= Available data =
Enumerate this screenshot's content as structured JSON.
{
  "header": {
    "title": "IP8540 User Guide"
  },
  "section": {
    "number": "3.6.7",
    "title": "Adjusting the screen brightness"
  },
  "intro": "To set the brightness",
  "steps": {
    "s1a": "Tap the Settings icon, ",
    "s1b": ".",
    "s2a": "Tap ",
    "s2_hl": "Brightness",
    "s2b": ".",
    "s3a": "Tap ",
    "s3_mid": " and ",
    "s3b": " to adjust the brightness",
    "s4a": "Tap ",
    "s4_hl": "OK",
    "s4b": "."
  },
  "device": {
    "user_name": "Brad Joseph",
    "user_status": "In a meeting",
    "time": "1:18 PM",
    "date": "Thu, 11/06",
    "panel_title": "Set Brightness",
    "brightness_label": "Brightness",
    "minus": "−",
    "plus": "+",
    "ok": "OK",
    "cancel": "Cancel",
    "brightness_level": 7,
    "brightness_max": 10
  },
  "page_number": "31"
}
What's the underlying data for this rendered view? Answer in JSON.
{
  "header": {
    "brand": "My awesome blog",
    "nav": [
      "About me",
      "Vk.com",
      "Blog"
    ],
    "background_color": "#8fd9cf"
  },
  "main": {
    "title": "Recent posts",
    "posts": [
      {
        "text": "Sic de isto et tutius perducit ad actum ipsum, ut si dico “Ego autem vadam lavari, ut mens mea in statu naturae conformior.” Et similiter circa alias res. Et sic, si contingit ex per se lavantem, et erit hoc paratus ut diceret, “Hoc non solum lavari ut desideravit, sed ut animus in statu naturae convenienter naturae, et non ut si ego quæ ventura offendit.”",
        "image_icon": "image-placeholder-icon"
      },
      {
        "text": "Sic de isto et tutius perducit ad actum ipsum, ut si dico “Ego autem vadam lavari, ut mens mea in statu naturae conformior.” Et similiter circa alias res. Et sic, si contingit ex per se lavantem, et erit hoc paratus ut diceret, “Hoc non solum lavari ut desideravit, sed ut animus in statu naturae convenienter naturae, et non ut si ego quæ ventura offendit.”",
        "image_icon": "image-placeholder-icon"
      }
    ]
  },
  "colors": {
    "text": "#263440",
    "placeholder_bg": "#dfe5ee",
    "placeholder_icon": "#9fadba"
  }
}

= Required work =
Write out every line of the records exactly.

= Solution for this exercise =
Enumerate this screenshot's content as structured JSON.
{
  "header": {
    "title": "IP8540 User Guide"
  },
  "section": {
    "number": "3.6.7",
    "title": "Adjusting the screen brightness"
  },
  "intro": "To set the brightness",
  "steps": {
    "s1a": "Tap the Settings icon, ",
    "s1b": ".",
    "s2a": "Tap ",
    "s2_hl": "Brightness",
    "s2b": ".",
    "s3a": "Tap ",
    "s3_mid": " and ",
    "s3b": " to adjust the brightness",
    "s4a": "Tap ",
    "s4_hl": "OK",
    "s4b": "."
  },
  "device": {
    "user_name": "Brad Joseph",
    "user_status": "In a meeting",
    "time": "1:18 PM",
    "date": "Thu, 11/06",
    "panel_title": "Set Brightness",
    "brightness_label": "Brightness",
    "minus": "−",
    "plus": "+",
    "ok": "OK",
    "cancel": "Cancel",
    "brightness_level": 7,
    "brightness_max": 10
  },
  "page_number": "31"
}
What's the underlying data for this rendered view? Answer in JSON.
{
  "header": {
    "brand": "My awesome blog",
    "nav": [
      "About me",
      "Vk.com",
      "Blog"
    ],
    "background_color": "#8fd9cf"
  },
  "main": {
    "title": "Recent posts",
    "posts": [
      {
        "text": "Sic de isto et tutius perducit ad actum ipsum, ut si dico “Ego autem vadam lavari, ut mens mea in statu naturae conformior.” Et similiter circa alias res. Et sic, si contingit ex per se lavantem, et erit hoc paratus ut diceret, “Hoc non solum lavari ut desideravit, sed ut animus in statu naturae convenienter naturae, et non ut si ego quæ ventura offendit.”",
        "image_icon": "image-placeholder-icon"
      },
      {
        "text": "Sic de isto et tutius perducit ad actum ipsum, ut si dico “Ego autem vadam lavari, ut mens mea in statu naturae conformior.” Et similiter circa alias res. Et sic, si contingit ex per se lavantem, et erit hoc paratus ut diceret, “Hoc non solum lavari ut desideravit, sed ut animus in statu naturae convenienter naturae, et non ut si ego quæ ventura offendit.”",
        "image_icon": "image-placeholder-icon"
      }
    ]
  },
  "colors": {
    "text": "#263440",
    "placeholder_bg": "#dfe5ee",
    "placeholder_icon": "#9fadba"
  }
}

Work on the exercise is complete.